Exercise task:
Give back the full material, exactly as it reads.
─── Given information ───
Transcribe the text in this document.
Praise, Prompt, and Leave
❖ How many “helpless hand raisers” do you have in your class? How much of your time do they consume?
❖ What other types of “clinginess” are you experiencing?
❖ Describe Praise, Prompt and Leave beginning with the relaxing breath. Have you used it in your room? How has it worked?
───
Result:
Transcribe the text in this document.
Praise, Prompt, and Leave
❖ How many “helpless hand raisers” do you have in your class? How much of your time do they consume?
❖ What other types of “clinginess” are you experiencing?
❖ Describe Praise, Prompt and Leave beginning with the relaxing breath. Have you used it in your room? How has it worked?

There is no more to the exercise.